→ REQUIREMENT
Copy out all lines carrying the word "this".

** begin SUPPLIED ENTRIES **

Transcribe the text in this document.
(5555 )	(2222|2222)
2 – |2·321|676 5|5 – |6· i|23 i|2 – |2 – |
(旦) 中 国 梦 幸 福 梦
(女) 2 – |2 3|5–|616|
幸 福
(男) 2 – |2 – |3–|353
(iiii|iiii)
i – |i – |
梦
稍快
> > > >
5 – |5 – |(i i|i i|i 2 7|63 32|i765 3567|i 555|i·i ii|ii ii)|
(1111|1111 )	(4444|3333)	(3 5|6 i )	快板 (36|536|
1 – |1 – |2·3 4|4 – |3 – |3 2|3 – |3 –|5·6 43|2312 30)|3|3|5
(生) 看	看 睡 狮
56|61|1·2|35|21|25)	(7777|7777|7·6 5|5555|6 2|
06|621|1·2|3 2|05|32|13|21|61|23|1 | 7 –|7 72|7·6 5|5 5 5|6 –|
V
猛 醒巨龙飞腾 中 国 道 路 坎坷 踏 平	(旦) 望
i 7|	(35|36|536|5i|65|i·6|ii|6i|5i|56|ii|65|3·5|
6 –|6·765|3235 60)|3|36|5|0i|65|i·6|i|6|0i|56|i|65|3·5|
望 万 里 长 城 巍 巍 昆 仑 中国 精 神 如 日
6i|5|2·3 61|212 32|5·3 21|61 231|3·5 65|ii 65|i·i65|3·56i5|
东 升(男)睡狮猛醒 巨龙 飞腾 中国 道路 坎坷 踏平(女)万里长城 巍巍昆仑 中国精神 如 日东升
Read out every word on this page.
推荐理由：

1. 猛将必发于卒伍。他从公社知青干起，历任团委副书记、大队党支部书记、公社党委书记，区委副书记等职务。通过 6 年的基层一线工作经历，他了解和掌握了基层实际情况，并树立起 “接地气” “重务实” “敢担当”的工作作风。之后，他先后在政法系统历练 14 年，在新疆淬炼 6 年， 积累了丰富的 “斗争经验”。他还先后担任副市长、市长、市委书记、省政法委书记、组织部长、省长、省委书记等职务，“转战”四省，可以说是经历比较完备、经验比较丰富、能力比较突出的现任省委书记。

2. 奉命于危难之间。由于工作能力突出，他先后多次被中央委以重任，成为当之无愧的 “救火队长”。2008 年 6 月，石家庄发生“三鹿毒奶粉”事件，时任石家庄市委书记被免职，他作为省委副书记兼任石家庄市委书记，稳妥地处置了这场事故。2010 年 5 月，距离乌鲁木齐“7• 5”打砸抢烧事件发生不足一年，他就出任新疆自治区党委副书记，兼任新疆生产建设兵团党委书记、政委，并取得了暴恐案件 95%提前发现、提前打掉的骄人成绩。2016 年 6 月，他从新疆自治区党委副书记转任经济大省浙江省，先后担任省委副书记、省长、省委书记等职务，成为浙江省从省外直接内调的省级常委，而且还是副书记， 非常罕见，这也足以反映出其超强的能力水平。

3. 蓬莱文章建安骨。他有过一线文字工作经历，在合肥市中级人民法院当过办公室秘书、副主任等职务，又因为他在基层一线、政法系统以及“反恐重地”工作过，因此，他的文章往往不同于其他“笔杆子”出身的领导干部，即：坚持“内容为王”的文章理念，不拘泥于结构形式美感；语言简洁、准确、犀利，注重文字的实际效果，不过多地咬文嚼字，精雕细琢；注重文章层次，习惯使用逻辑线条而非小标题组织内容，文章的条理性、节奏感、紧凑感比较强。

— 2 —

** end SUPPLIED ENTRIES **

→ COMPLETE RESPONSE
Transcribe the text in this document.
Read out every word on this page.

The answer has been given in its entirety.